■ Input data:
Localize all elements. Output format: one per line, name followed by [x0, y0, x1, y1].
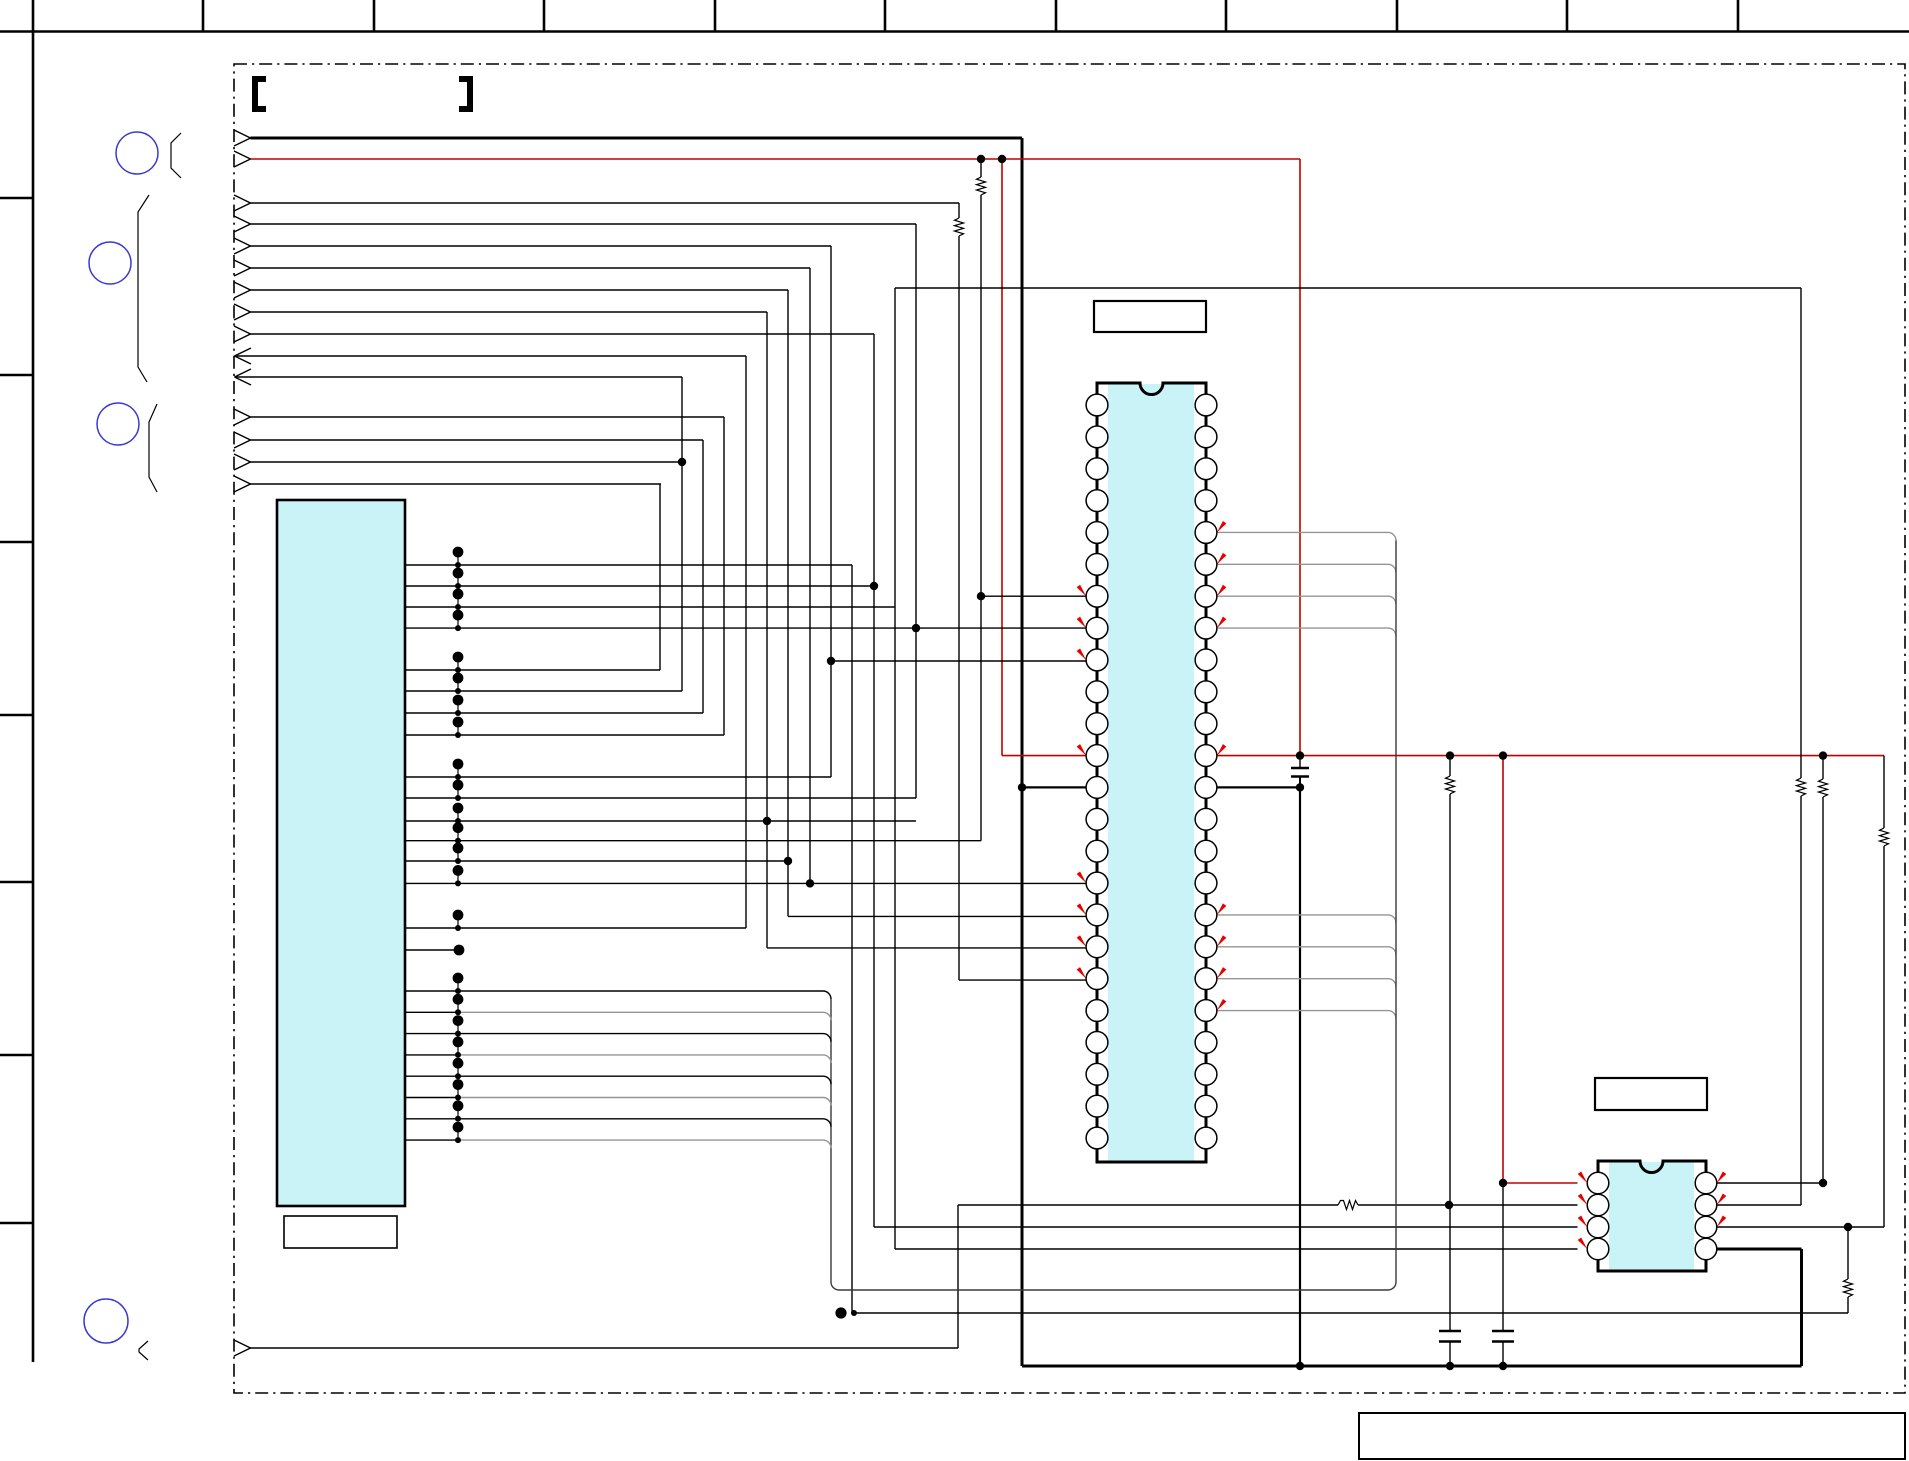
wire red top rail	[251, 158, 1301, 160]
pair CN row4	[453, 610, 464, 621]
junction at 1300,787.4	[1296, 783, 1304, 791]
wire thick bottom rail	[1022, 1365, 1802, 1368]
wire net3 vertical lower	[958, 236, 960, 980]
input arrow IN5	[234, 238, 251, 246]
junction at 1002,159	[998, 155, 1006, 163]
wire red tap R1	[980, 159, 982, 177]
junction at 1450,755.6	[1446, 751, 1454, 759]
resistor R108	[1797, 778, 1806, 796]
input arrow IN10	[234, 409, 251, 417]
wire net8 to IC1 pin18	[767, 947, 1087, 949]
right lenticular bracket of blanked title	[459, 79, 470, 109]
input arrow IN8	[234, 304, 251, 312]
pair CN row12	[453, 803, 464, 814]
shield terminal small dot	[851, 1310, 857, 1316]
wire CN row18	[405, 990, 458, 992]
wire CN row22	[405, 1075, 458, 1077]
pair CN row3	[453, 589, 464, 600]
wire R105 tap	[1822, 756, 1824, 779]
wire net10 horizontal	[251, 416, 725, 418]
wire CN row8	[405, 712, 703, 714]
brace for circle A	[171, 133, 181, 178]
wire CN row12	[405, 820, 916, 822]
resistor R106	[1880, 828, 1889, 846]
input arrow IN4	[234, 216, 251, 224]
wire x1848 upper stub	[1847, 1227, 1849, 1279]
junction at 1022,787.4	[1018, 783, 1026, 791]
wire grey IC1 pin8 stub	[1217, 627, 1389, 629]
wire net3 to IC1 pin19	[959, 979, 1087, 981]
pair CN row8	[453, 695, 464, 706]
wire net8 vertical	[766, 312, 768, 948]
wire IC2 pin2 right segment	[1358, 1204, 1578, 1206]
input arrow IN1	[234, 130, 251, 138]
junction at 1848,1227	[1844, 1223, 1852, 1231]
U102 pin circles	[1587, 1172, 1609, 1194]
wire red mid rail	[1217, 755, 1885, 757]
junction at 981,596.2	[977, 592, 985, 600]
input arrow IN11	[234, 432, 251, 440]
wire IC1 pin9 stub	[831, 660, 1087, 662]
capacitor C101	[1291, 767, 1309, 769]
junction at 1823,755.6	[1819, 751, 1827, 759]
wire CN row16	[405, 927, 746, 929]
wire thick top rail	[251, 137, 1023, 140]
wire thick riser to IC2 pin8	[1800, 1249, 1803, 1366]
junction at 1503,1366	[1499, 1362, 1507, 1370]
resistor R101	[977, 177, 986, 195]
wire x981 vertical	[980, 195, 982, 841]
wire grey IC1 pin5 stub	[1217, 531, 1389, 533]
wire x1884 vertical	[1883, 846, 1885, 1227]
op-amp U102 body	[1598, 1161, 1706, 1271]
wire net7 horizontal	[251, 289, 789, 291]
wire grey IC1 pin7 stub	[1217, 595, 1389, 597]
wire net9 vertical	[873, 334, 875, 1227]
pair CN row1	[453, 547, 464, 558]
input arrow IN7	[234, 282, 251, 290]
brace for circle B	[138, 195, 149, 382]
wire net4 vertical	[915, 224, 917, 798]
wire grey IC1 pin18 stub	[1217, 946, 1389, 948]
output arrow OUT2	[235, 369, 252, 377]
wire net5 vertical	[830, 246, 832, 777]
wire red vertical	[1001, 159, 1003, 756]
resistor R102	[1338, 1201, 1358, 1210]
wire CN row10	[405, 776, 831, 778]
U101 pin direction arrows	[1077, 585, 1087, 597]
wire IC2 pin6 stub	[1717, 1204, 1802, 1206]
wire CN row17 stub	[405, 949, 454, 951]
wire grey IC1 pin6 stub	[1217, 563, 1389, 565]
wire CN row1	[405, 564, 852, 566]
wire net9 horizontal	[251, 333, 875, 335]
wire CN row24	[405, 1118, 458, 1120]
pair CN row6	[453, 652, 464, 663]
wire thick vertical trunk	[1021, 138, 1024, 1366]
pair CN row11	[453, 780, 464, 791]
wire net-out2 horizontal	[235, 376, 683, 378]
junction at 1449,1205	[1445, 1201, 1453, 1209]
wire C103 lower stub	[1502, 1342, 1504, 1367]
wire red IC2 pin1 stub	[1503, 1182, 1578, 1184]
wire x852 vertical	[851, 565, 853, 1313]
wire red corner drop	[1883, 756, 1885, 828]
input arrow IN12	[234, 454, 251, 462]
connector CN101 label box	[284, 1216, 397, 1248]
wire net5 horizontal	[251, 245, 832, 247]
wire CN row20	[405, 1033, 458, 1035]
pair CN row24	[453, 1100, 464, 1111]
wire x1450 vertical	[1449, 794, 1451, 1331]
wire grey bus bottom rail	[839, 1289, 1388, 1291]
op-amp U101 body	[1097, 383, 1206, 1162]
wire C101 lower stub	[1299, 777, 1301, 788]
capacitor C102	[1439, 1330, 1461, 1333]
junction at 1823,1183	[1819, 1179, 1827, 1187]
pair CN row21	[453, 1037, 464, 1048]
input arrow IN13	[234, 476, 251, 484]
junction at 874,586	[870, 582, 878, 590]
wire red drop to IC2 pin1	[1502, 756, 1504, 1183]
junction at 1503,755.6	[1499, 751, 1507, 759]
pair CN row16	[453, 910, 464, 921]
U101 label box	[1094, 301, 1206, 332]
wire CN row2	[405, 585, 874, 587]
terminal dot CN row17	[454, 945, 465, 956]
wire grey bus vertical left	[830, 999, 832, 1282]
wire CN row15 to IC1 pin16	[405, 882, 1087, 884]
wire IC1 pin13 stub	[1022, 786, 1087, 788]
pair CN row2	[453, 568, 464, 579]
pair CN row9	[453, 717, 464, 728]
wire red drop x1300	[1299, 159, 1301, 756]
wire net-out1 horizontal	[235, 355, 747, 357]
page reference circle C	[97, 403, 139, 445]
wire net6 horizontal	[251, 267, 811, 269]
wire CN row6	[405, 669, 660, 671]
wire x1801 drop lower	[1800, 796, 1802, 1205]
wire net13 horizontal	[251, 483, 662, 485]
wire IC2 pin7 stub	[1717, 1182, 1824, 1184]
input arrow IN3	[234, 195, 251, 203]
wire C102 lower stub	[1449, 1342, 1451, 1367]
wire net9 to IC2 pin3	[874, 1226, 1578, 1228]
wire thick IC2 pin8 stub	[1717, 1248, 1802, 1251]
wire net3 vertical upper	[958, 203, 960, 218]
wire x1848 lower stub	[1847, 1297, 1849, 1313]
input arrow IN9	[234, 326, 251, 334]
junction at 981,159	[977, 155, 985, 163]
pair CN row20	[453, 1015, 464, 1026]
pair CN row22	[453, 1058, 464, 1069]
wire to IC2 pin4	[895, 1248, 1578, 1250]
wire x1503 black mid	[1502, 1183, 1504, 1331]
title block box	[1359, 1413, 1905, 1459]
wire x1300 ground drop	[1299, 787, 1301, 1366]
resistor R103	[955, 218, 964, 236]
wire CN row9	[405, 734, 724, 736]
wire grey bus bottom arc left	[831, 1282, 839, 1290]
wire net11 horizontal	[251, 439, 704, 441]
wire net3 horizontal	[251, 202, 960, 204]
wire CN row3	[405, 606, 895, 608]
page reference circle A	[116, 132, 158, 174]
wire grey bus bottom arc right	[1388, 1282, 1396, 1290]
brace for circle C	[149, 404, 157, 492]
wire IC2 pin2 left segment	[958, 1204, 1338, 1206]
wire CN row11	[405, 797, 916, 799]
wire net14 vertical	[957, 1205, 959, 1348]
wire x895 vertical	[894, 288, 896, 1249]
wire net11 vertical	[702, 440, 704, 713]
brace for circle D	[139, 1341, 148, 1360]
wire grey IC1 pin17 stub	[1217, 914, 1389, 916]
junction at 788,861	[784, 857, 792, 865]
wire C101 upper stub	[1299, 756, 1301, 768]
pair CN row18	[453, 973, 464, 984]
wire net8 horizontal	[251, 311, 768, 313]
wire net6 vertical	[809, 268, 811, 883]
pair CN row19	[453, 994, 464, 1005]
U102 label box	[1595, 1078, 1707, 1110]
wire IC2 pin5 stub	[1717, 1226, 1885, 1228]
wire CN row25	[405, 1139, 458, 1141]
wire CN row19	[405, 1011, 458, 1013]
wire net12 horizontal	[251, 461, 683, 463]
wire grey IC1 pin20 stub	[1217, 1010, 1389, 1012]
output arrow OUT1	[235, 348, 252, 356]
junction at 810,883.4	[806, 879, 814, 887]
resistor R105	[1819, 779, 1828, 797]
wire net-out2 vertical	[681, 377, 683, 691]
junction at 767,821	[763, 817, 771, 825]
junction at 1450,1366	[1446, 1362, 1454, 1370]
shield terminal big dot	[835, 1307, 846, 1318]
resistor R104	[1446, 776, 1455, 794]
wire net10 vertical	[723, 417, 725, 735]
junction at 1300,755.6	[1296, 751, 1304, 759]
wire net4 horizontal	[251, 223, 917, 225]
wire x1823 vertical	[1822, 797, 1824, 1183]
input arrow IN14	[234, 1340, 251, 1348]
pair CN row10	[453, 759, 464, 770]
resistor R107	[1844, 1279, 1853, 1297]
input arrow IN6	[234, 260, 251, 268]
junction at 1300,1366	[1296, 1362, 1304, 1370]
wire CN row14	[405, 860, 788, 862]
wire net7 to IC1 pin17	[788, 915, 1087, 917]
junction at 916,628.1	[912, 624, 920, 632]
page reference circle D	[84, 1299, 128, 1343]
wire CN row23	[405, 1097, 458, 1099]
pair CN row7	[453, 673, 464, 684]
wire CN row21	[405, 1054, 458, 1056]
pair CN row14	[453, 843, 464, 854]
wire IC1 pin13 right stub	[1217, 786, 1301, 788]
left lenticular bracket of blanked title	[255, 79, 266, 109]
wire grey IC1 pin19 stub	[1217, 978, 1389, 980]
wire net13 vertical	[659, 484, 661, 670]
wire red IC1 pin12 stub	[1002, 755, 1087, 757]
pair CN row13	[453, 822, 464, 833]
U102 pin direction arrows	[1578, 1172, 1588, 1184]
input arrow IN2	[234, 151, 251, 159]
connector CN101 body	[277, 500, 405, 1206]
pair CN row15	[453, 865, 464, 876]
page reference circle B	[89, 242, 131, 284]
junction at 1503,1183	[1499, 1179, 1507, 1187]
capacitor C103	[1492, 1330, 1514, 1333]
wire CN row7	[405, 690, 682, 692]
pair CN row23	[453, 1079, 464, 1090]
wire x1801 drop upper	[1800, 288, 1802, 778]
junction at 831,661	[827, 657, 835, 665]
wire IC1 pin7 stub	[981, 595, 1087, 597]
pair CN row25	[453, 1122, 464, 1133]
wire CN row13	[405, 840, 981, 842]
wire shield rail y1313	[854, 1312, 1848, 1314]
wire net14 horizontal	[251, 1347, 959, 1349]
wire R104 tap	[1449, 756, 1451, 776]
wire y288 rail	[895, 287, 1801, 289]
wire CN row4 to IC1 pin8	[405, 627, 1087, 629]
wire net-out1 vertical	[745, 356, 747, 928]
wire grey bus vertical right	[1395, 540, 1397, 1282]
junction at 682,462	[678, 458, 686, 466]
wire net7 vertical	[787, 290, 789, 916]
U101 pin circles	[1086, 394, 1108, 416]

■ What is required: Arrange the lines from the one containing "wire red top" up to and including the one containing "wire x1848 upper" as a JSON list of strings, one string per line, leaving out blank lines.

■ Written solution:
[
  "wire red top rail\t[251, 158, 1301, 160]",
  "pair CN row4\t[453, 610, 464, 621]",
  "junction at 1300,787.4\t[1296, 783, 1304, 791]",
  "wire thick bottom rail\t[1022, 1365, 1802, 1368]",
  "wire net3 vertical lower\t[958, 236, 960, 980]",
  "input arrow IN5\t[234, 238, 251, 246]",
  "junction at 1002,159\t[998, 155, 1006, 163]",
  "wire red tap R1\t[980, 159, 982, 177]",
  "junction at 1450,755.6\t[1446, 751, 1454, 759]",
  "resistor R108\t[1797, 778, 1806, 796]",
  "input arrow IN10\t[234, 409, 251, 417]",
  "wire net8 to IC1 pin18\t[767, 947, 1087, 949]",
  "right lenticular bracket of blanked title\t[459, 79, 470, 109]",
  "input arrow IN8\t[234, 304, 251, 312]",
  "pair CN row12\t[453, 803, 464, 814]",
  "shield terminal small dot\t[851, 1310, 857, 1316]",
  "wire CN row18\t[405, 990, 458, 992]",
  "wire CN row22\t[405, 1075, 458, 1077]",
  "pair CN row3\t[453, 589, 464, 600]",
  "wire R105 tap\t[1822, 756, 1824, 779]",
  "wire net10 horizontal\t[251, 416, 725, 418]",
  "wire CN row8\t[405, 712, 703, 714]",
  "brace for circle A\t[171, 133, 181, 178]",
  "wire CN row12\t[405, 820, 916, 822]",
  "resistor R106\t[1880, 828, 1889, 846]",
  "input arrow IN4\t[234, 216, 251, 224]",
  "wire x1848 upper stub\t[1847, 1227, 1849, 1279]"
]